■ **WHAT THE TASK REQUIRES**
Transcribe the entries that follow exactly as they appear, minus pictures.

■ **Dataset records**

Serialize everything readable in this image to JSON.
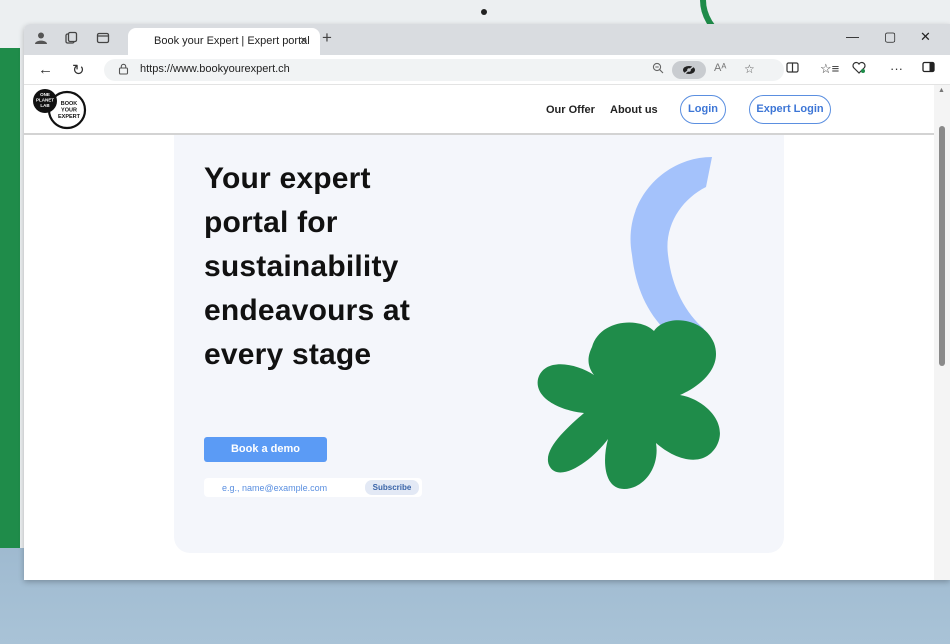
{
  "browser": {
    "tab_title": "Book your Expert | Expert portal",
    "tab_close": "×",
    "new_tab": "+",
    "url": "https://www.bookyourexpert.ch",
    "window_controls": {
      "minimize": "—",
      "maximize": "▢",
      "close": "✕"
    },
    "reader_mode": "Aᴬ"
  },
  "site": {
    "logo_text": [
      "ONE",
      "PLANET",
      "LAB",
      "BOOK",
      "YOUR",
      "EXPERT"
    ],
    "nav": {
      "our_offer": "Our Offer",
      "about_us": "About us",
      "login": "Login",
      "expert_login": "Expert Login"
    }
  },
  "hero": {
    "headline_lines": [
      "Your expert",
      "portal for",
      "sustainability",
      "endeavours at",
      "every stage"
    ],
    "demo_button": "Book a demo",
    "email_placeholder": "e.g., name@example.com",
    "subscribe_button": "Subscribe"
  },
  "colors": {
    "accent": "#5b9bf5",
    "brand_green": "#1f8c4a",
    "shape_blue": "#a4c2fb"
  }
}
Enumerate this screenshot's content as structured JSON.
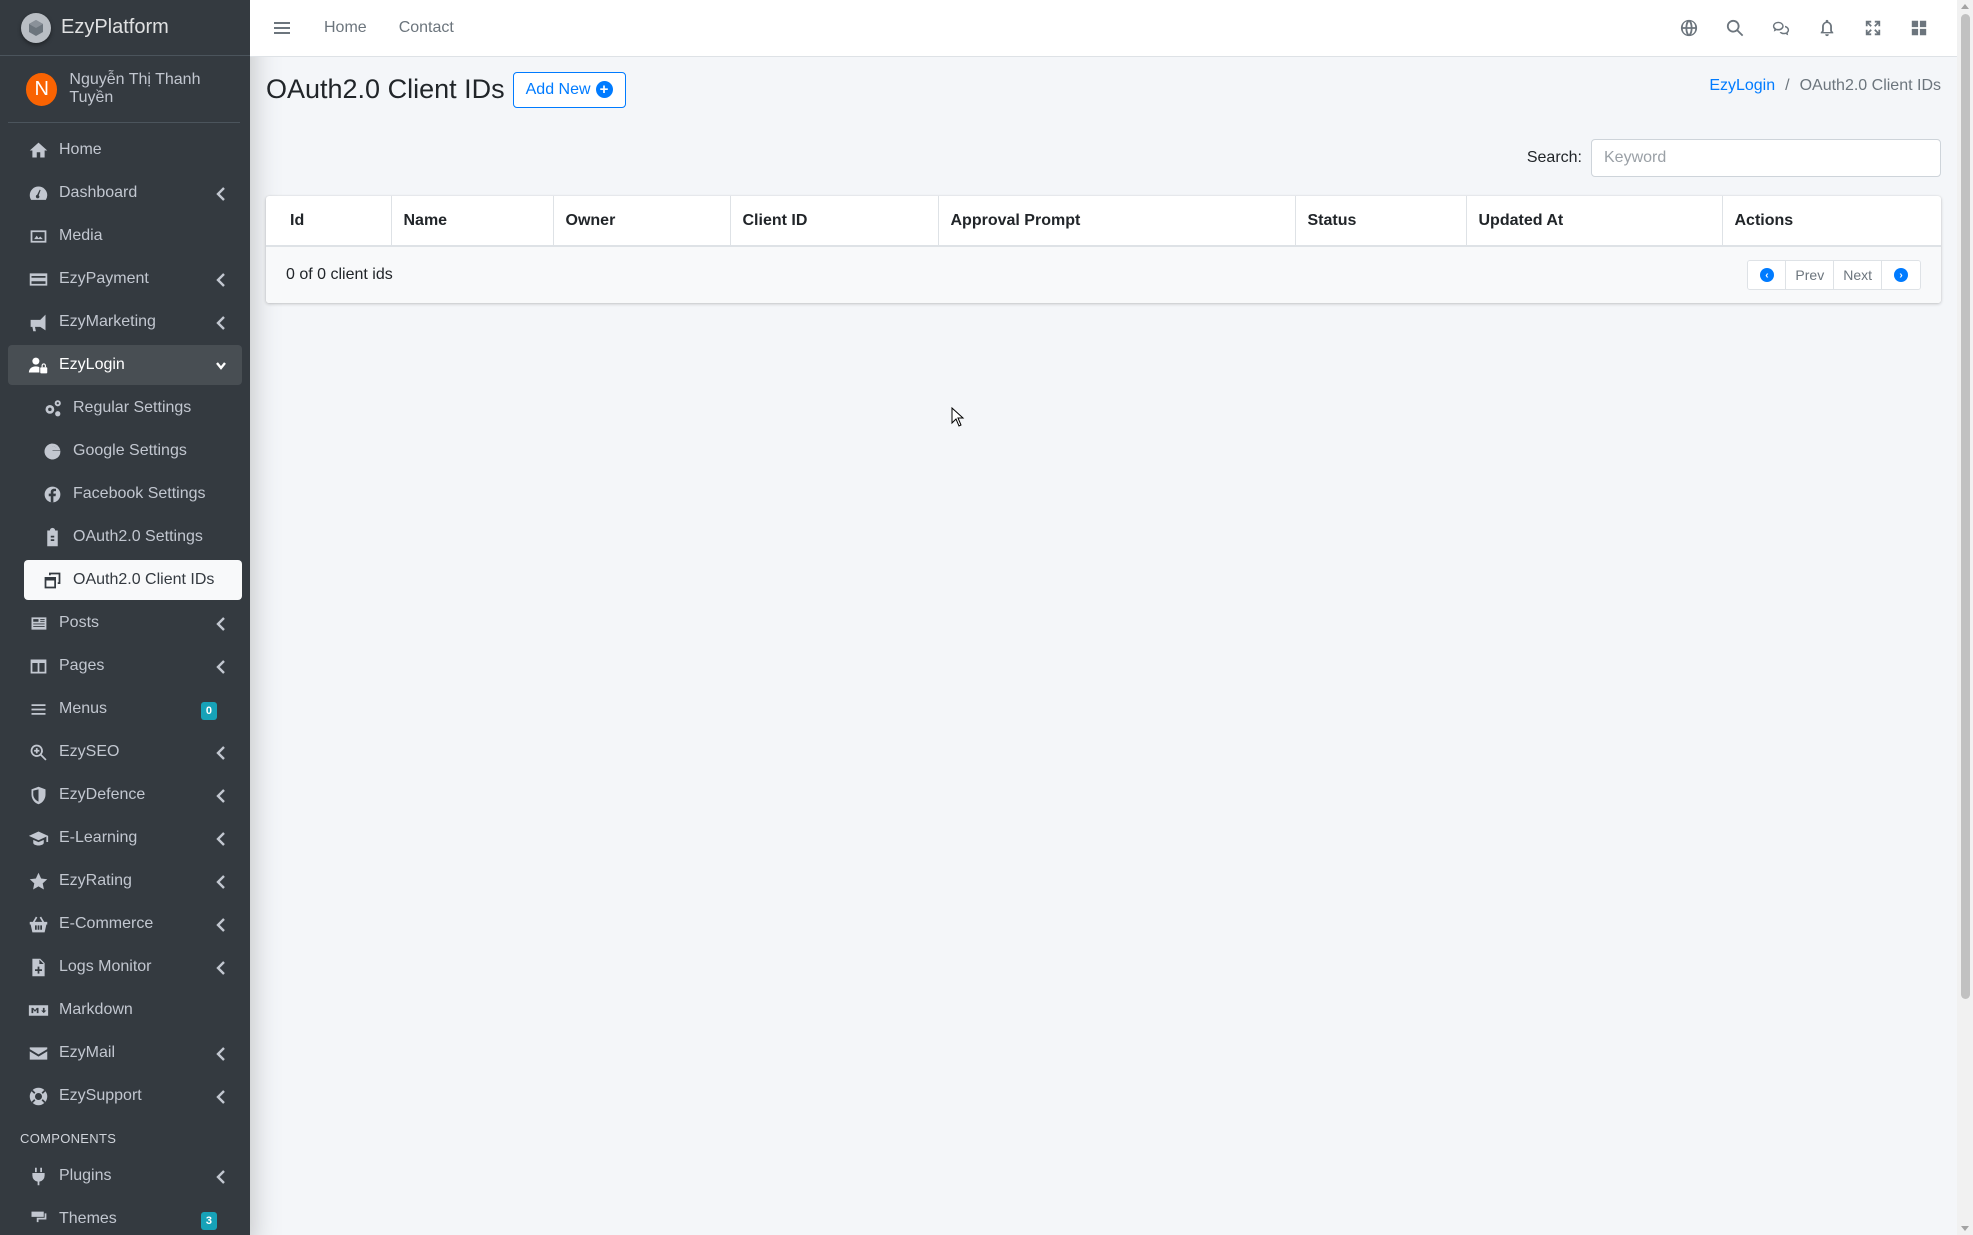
{
  "brand": {
    "name": "EzyPlatform"
  },
  "user": {
    "initial": "N",
    "name": "Nguyễn Thị Thanh Tuyền"
  },
  "sidebar": {
    "items": [
      {
        "label": "Home",
        "icon": "home-icon"
      },
      {
        "label": "Dashboard",
        "icon": "dashboard-icon"
      },
      {
        "label": "Media",
        "icon": "image-icon"
      },
      {
        "label": "EzyPayment",
        "icon": "credit-card-icon"
      },
      {
        "label": "EzyMarketing",
        "icon": "bullhorn-icon"
      },
      {
        "label": "EzyLogin",
        "icon": "user-lock-icon"
      },
      {
        "label": "Regular Settings",
        "icon": "cogs-icon"
      },
      {
        "label": "Google Settings",
        "icon": "google-icon"
      },
      {
        "label": "Facebook Settings",
        "icon": "facebook-icon"
      },
      {
        "label": "OAuth2.0 Settings",
        "icon": "clipboard-icon"
      },
      {
        "label": "OAuth2.0 Client IDs",
        "icon": "window-restore-icon"
      },
      {
        "label": "Posts",
        "icon": "newspaper-icon"
      },
      {
        "label": "Pages",
        "icon": "columns-icon"
      },
      {
        "label": "Menus",
        "icon": "bars-icon",
        "badge": "0"
      },
      {
        "label": "EzySEO",
        "icon": "search-plus-icon"
      },
      {
        "label": "EzyDefence",
        "icon": "shield-icon"
      },
      {
        "label": "E-Learning",
        "icon": "graduation-cap-icon"
      },
      {
        "label": "EzyRating",
        "icon": "star-icon"
      },
      {
        "label": "E-Commerce",
        "icon": "basket-icon"
      },
      {
        "label": "Logs Monitor",
        "icon": "file-medical-icon"
      },
      {
        "label": "Markdown",
        "icon": "markdown-icon"
      },
      {
        "label": "EzyMail",
        "icon": "envelope-icon"
      },
      {
        "label": "EzySupport",
        "icon": "life-ring-icon"
      }
    ],
    "section_header": "COMPONENTS",
    "components": [
      {
        "label": "Plugins",
        "icon": "plug-icon"
      },
      {
        "label": "Themes",
        "icon": "paint-icon",
        "badge": "3"
      }
    ]
  },
  "topbar": {
    "links": [
      "Home",
      "Contact"
    ],
    "icons": [
      "globe-icon",
      "search-icon",
      "comments-icon",
      "bell-icon",
      "expand-icon",
      "grid-icon"
    ]
  },
  "page": {
    "title": "OAuth2.0 Client IDs",
    "add_button": "Add New",
    "breadcrumb": {
      "parent": "EzyLogin",
      "current": "OAuth2.0 Client IDs"
    }
  },
  "search": {
    "label": "Search:",
    "placeholder": "Keyword",
    "value": ""
  },
  "table": {
    "columns": [
      "Id",
      "Name",
      "Owner",
      "Client ID",
      "Approval Prompt",
      "Status",
      "Updated At",
      "Actions"
    ],
    "rows": [],
    "footer_count": "0 of 0 client ids",
    "pagination": {
      "prev": "Prev",
      "next": "Next"
    }
  },
  "colors": {
    "sidebar_bg": "#343a40",
    "accent": "#007bff",
    "avatar": "#f96302",
    "badge": "#17a2b8"
  }
}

■ **FINISHED TASK**
Serialize everything readable in this image to JSON.
{
  "browser": {
    "tab_title": "Book your Expert | Expert portal",
    "tab_close": "×",
    "new_tab": "+",
    "url": "https://www.bookyourexpert.ch",
    "window_controls": {
      "minimize": "—",
      "maximize": "▢",
      "close": "✕"
    },
    "reader_mode": "Aᴬ"
  },
  "site": {
    "logo_text": [
      "ONE",
      "PLANET",
      "LAB",
      "BOOK",
      "YOUR",
      "EXPERT"
    ],
    "nav": {
      "our_offer": "Our Offer",
      "about_us": "About us",
      "login": "Login",
      "expert_login": "Expert Login"
    }
  },
  "hero": {
    "headline_lines": [
      "Your expert",
      "portal for",
      "sustainability",
      "endeavours at",
      "every stage"
    ],
    "demo_button": "Book a demo",
    "email_placeholder": "e.g., name@example.com",
    "subscribe_button": "Subscribe"
  },
  "colors": {
    "accent": "#5b9bf5",
    "brand_green": "#1f8c4a",
    "shape_blue": "#a4c2fb"
  }
}
Enumerate this screenshot's content as structured JSON.
{
  "brand": {
    "name": "EzyPlatform"
  },
  "user": {
    "initial": "N",
    "name": "Nguyễn Thị Thanh Tuyền"
  },
  "sidebar": {
    "items": [
      {
        "label": "Home",
        "icon": "home-icon"
      },
      {
        "label": "Dashboard",
        "icon": "dashboard-icon"
      },
      {
        "label": "Media",
        "icon": "image-icon"
      },
      {
        "label": "EzyPayment",
        "icon": "credit-card-icon"
      },
      {
        "label": "EzyMarketing",
        "icon": "bullhorn-icon"
      },
      {
        "label": "EzyLogin",
        "icon": "user-lock-icon"
      },
      {
        "label": "Regular Settings",
        "icon": "cogs-icon"
      },
      {
        "label": "Google Settings",
        "icon": "google-icon"
      },
      {
        "label": "Facebook Settings",
        "icon": "facebook-icon"
      },
      {
        "label": "OAuth2.0 Settings",
        "icon": "clipboard-icon"
      },
      {
        "label": "OAuth2.0 Client IDs",
        "icon": "window-restore-icon"
      },
      {
        "label": "Posts",
        "icon": "newspaper-icon"
      },
      {
        "label": "Pages",
        "icon": "columns-icon"
      },
      {
        "label": "Menus",
        "icon": "bars-icon",
        "badge": "0"
      },
      {
        "label": "EzySEO",
        "icon": "search-plus-icon"
      },
      {
        "label": "EzyDefence",
        "icon": "shield-icon"
      },
      {
        "label": "E-Learning",
        "icon": "graduation-cap-icon"
      },
      {
        "label": "EzyRating",
        "icon": "star-icon"
      },
      {
        "label": "E-Commerce",
        "icon": "basket-icon"
      },
      {
        "label": "Logs Monitor",
        "icon": "file-medical-icon"
      },
      {
        "label": "Markdown",
        "icon": "markdown-icon"
      },
      {
        "label": "EzyMail",
        "icon": "envelope-icon"
      },
      {
        "label": "EzySupport",
        "icon": "life-ring-icon"
      }
    ],
    "section_header": "COMPONENTS",
    "components": [
      {
        "label": "Plugins",
        "icon": "plug-icon"
      },
      {
        "label": "Themes",
        "icon": "paint-icon",
        "badge": "3"
      }
    ]
  },
  "topbar": {
    "links": [
      "Home",
      "Contact"
    ],
    "icons": [
      "globe-icon",
      "search-icon",
      "comments-icon",
      "bell-icon",
      "expand-icon",
      "grid-icon"
    ]
  },
  "page": {
    "title": "OAuth2.0 Client IDs",
    "add_button": "Add New",
    "breadcrumb": {
      "parent": "EzyLogin",
      "current": "OAuth2.0 Client IDs"
    }
  },
  "search": {
    "label": "Search:",
    "placeholder": "Keyword",
    "value": ""
  },
  "table": {
    "columns": [
      "Id",
      "Name",
      "Owner",
      "Client ID",
      "Approval Prompt",
      "Status",
      "Updated At",
      "Actions"
    ],
    "rows": [],
    "footer_count": "0 of 0 client ids",
    "pagination": {
      "prev": "Prev",
      "next": "Next"
    }
  },
  "colors": {
    "sidebar_bg": "#343a40",
    "accent": "#007bff",
    "avatar": "#f96302",
    "badge": "#17a2b8"
  }
}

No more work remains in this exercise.